WHAT THIS TASK INVOLVES: Return only the count of lines in which the word "Prosjektet" appears.

(Saved entries)
* * *
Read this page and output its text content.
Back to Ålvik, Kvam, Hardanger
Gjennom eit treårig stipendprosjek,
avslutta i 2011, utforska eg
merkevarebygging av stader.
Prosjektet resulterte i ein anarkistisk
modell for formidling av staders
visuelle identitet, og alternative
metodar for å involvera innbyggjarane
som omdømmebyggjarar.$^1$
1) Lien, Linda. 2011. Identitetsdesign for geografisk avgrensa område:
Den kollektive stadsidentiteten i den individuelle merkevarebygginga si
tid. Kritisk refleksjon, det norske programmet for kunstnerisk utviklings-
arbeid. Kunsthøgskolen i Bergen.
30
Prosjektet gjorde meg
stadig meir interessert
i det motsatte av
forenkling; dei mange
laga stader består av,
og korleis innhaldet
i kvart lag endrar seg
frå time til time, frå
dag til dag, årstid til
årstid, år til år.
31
* * *
OUTPUT FOR THIS EXERCISE: 2